Short exercise: Locate the line containing "Transcribe the text in this document." in the data below. Reproduce it and every following line up to the end, exactly as given.

Dataset rows:
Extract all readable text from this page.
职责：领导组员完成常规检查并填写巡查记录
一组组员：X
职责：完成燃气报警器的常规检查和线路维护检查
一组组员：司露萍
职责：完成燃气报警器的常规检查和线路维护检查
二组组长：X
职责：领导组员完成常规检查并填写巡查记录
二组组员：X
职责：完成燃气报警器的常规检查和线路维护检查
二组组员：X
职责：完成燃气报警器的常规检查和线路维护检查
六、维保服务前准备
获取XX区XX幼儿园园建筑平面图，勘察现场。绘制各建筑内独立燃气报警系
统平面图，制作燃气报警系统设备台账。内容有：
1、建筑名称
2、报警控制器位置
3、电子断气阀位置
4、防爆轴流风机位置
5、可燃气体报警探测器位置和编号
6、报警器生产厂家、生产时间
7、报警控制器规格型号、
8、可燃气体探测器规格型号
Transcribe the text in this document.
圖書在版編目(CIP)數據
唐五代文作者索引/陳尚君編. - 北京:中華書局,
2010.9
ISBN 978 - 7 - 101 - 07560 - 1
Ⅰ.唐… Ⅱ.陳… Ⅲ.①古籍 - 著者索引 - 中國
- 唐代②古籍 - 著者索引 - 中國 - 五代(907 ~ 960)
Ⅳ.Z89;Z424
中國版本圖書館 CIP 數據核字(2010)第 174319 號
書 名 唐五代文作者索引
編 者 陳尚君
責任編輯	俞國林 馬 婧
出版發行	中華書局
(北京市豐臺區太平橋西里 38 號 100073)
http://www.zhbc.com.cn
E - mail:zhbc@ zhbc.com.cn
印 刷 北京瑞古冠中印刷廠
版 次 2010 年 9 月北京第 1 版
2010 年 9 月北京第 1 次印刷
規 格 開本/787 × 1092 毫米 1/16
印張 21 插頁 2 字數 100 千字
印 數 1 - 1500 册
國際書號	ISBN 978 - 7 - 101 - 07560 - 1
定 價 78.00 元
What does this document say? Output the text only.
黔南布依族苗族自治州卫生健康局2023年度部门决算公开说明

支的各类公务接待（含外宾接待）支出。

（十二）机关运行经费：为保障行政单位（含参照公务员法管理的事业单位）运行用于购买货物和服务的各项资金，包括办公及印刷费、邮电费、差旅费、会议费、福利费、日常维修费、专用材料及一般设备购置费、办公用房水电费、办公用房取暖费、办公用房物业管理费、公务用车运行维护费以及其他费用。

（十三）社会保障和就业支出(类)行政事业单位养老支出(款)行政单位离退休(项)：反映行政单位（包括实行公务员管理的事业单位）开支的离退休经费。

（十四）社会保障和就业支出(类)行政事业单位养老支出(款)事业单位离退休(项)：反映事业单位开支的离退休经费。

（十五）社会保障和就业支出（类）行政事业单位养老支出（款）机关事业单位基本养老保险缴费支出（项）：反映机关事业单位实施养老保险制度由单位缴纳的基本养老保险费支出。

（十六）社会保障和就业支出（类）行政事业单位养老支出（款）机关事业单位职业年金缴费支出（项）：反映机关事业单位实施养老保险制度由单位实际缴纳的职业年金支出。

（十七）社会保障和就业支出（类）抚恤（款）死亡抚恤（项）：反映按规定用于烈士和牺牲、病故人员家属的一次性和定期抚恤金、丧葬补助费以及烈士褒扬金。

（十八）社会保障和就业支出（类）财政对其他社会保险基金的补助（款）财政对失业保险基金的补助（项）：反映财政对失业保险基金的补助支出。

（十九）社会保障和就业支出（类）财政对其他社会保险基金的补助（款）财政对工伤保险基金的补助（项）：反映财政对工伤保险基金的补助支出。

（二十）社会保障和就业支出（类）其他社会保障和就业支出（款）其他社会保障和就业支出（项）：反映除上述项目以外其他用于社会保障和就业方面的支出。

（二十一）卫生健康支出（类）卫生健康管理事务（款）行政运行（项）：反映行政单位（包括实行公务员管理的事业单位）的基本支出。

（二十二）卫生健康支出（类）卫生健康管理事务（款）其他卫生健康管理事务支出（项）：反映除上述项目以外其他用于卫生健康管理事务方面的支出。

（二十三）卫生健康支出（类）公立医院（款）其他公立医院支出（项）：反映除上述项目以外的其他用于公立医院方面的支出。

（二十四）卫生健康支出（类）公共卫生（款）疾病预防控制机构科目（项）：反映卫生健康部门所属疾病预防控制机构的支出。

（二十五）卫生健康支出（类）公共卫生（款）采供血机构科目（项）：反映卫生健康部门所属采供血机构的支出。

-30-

Exercise solution:
Transcribe the text in this document.
圖書在版編目(CIP)數據
唐五代文作者索引/陳尚君編. - 北京:中華書局,
2010.9
ISBN 978 - 7 - 101 - 07560 - 1
Ⅰ.唐… Ⅱ.陳… Ⅲ.①古籍 - 著者索引 - 中國
- 唐代②古籍 - 著者索引 - 中國 - 五代(907 ~ 960)
Ⅳ.Z89;Z424
中國版本圖書館 CIP 數據核字(2010)第 174319 號
書 名 唐五代文作者索引
編 者 陳尚君
責任編輯	俞國林 馬 婧
出版發行	中華書局
(北京市豐臺區太平橋西里 38 號 100073)
http://www.zhbc.com.cn
E - mail:zhbc@ zhbc.com.cn
印 刷 北京瑞古冠中印刷廠
版 次 2010 年 9 月北京第 1 版
2010 年 9 月北京第 1 次印刷
規 格 開本/787 × 1092 毫米 1/16
印張 21 插頁 2 字數 100 千字
印 數 1 - 1500 册
國際書號	ISBN 978 - 7 - 101 - 07560 - 1
定 價 78.00 元
What does this document say? Output the text only.
黔南布依族苗族自治州卫生健康局2023年度部门决算公开说明

支的各类公务接待（含外宾接待）支出。

（十二）机关运行经费：为保障行政单位（含参照公务员法管理的事业单位）运行用于购买货物和服务的各项资金，包括办公及印刷费、邮电费、差旅费、会议费、福利费、日常维修费、专用材料及一般设备购置费、办公用房水电费、办公用房取暖费、办公用房物业管理费、公务用车运行维护费以及其他费用。

（十三）社会保障和就业支出(类)行政事业单位养老支出(款)行政单位离退休(项)：反映行政单位（包括实行公务员管理的事业单位）开支的离退休经费。

（十四）社会保障和就业支出(类)行政事业单位养老支出(款)事业单位离退休(项)：反映事业单位开支的离退休经费。

（十五）社会保障和就业支出（类）行政事业单位养老支出（款）机关事业单位基本养老保险缴费支出（项）：反映机关事业单位实施养老保险制度由单位缴纳的基本养老保险费支出。

（十六）社会保障和就业支出（类）行政事业单位养老支出（款）机关事业单位职业年金缴费支出（项）：反映机关事业单位实施养老保险制度由单位实际缴纳的职业年金支出。

（十七）社会保障和就业支出（类）抚恤（款）死亡抚恤（项）：反映按规定用于烈士和牺牲、病故人员家属的一次性和定期抚恤金、丧葬补助费以及烈士褒扬金。

（十八）社会保障和就业支出（类）财政对其他社会保险基金的补助（款）财政对失业保险基金的补助（项）：反映财政对失业保险基金的补助支出。

（十九）社会保障和就业支出（类）财政对其他社会保险基金的补助（款）财政对工伤保险基金的补助（项）：反映财政对工伤保险基金的补助支出。

（二十）社会保障和就业支出（类）其他社会保障和就业支出（款）其他社会保障和就业支出（项）：反映除上述项目以外其他用于社会保障和就业方面的支出。

（二十一）卫生健康支出（类）卫生健康管理事务（款）行政运行（项）：反映行政单位（包括实行公务员管理的事业单位）的基本支出。

（二十二）卫生健康支出（类）卫生健康管理事务（款）其他卫生健康管理事务支出（项）：反映除上述项目以外其他用于卫生健康管理事务方面的支出。

（二十三）卫生健康支出（类）公立医院（款）其他公立医院支出（项）：反映除上述项目以外的其他用于公立医院方面的支出。

（二十四）卫生健康支出（类）公共卫生（款）疾病预防控制机构科目（项）：反映卫生健康部门所属疾病预防控制机构的支出。

（二十五）卫生健康支出（类）公共卫生（款）采供血机构科目（项）：反映卫生健康部门所属采供血机构的支出。

-30-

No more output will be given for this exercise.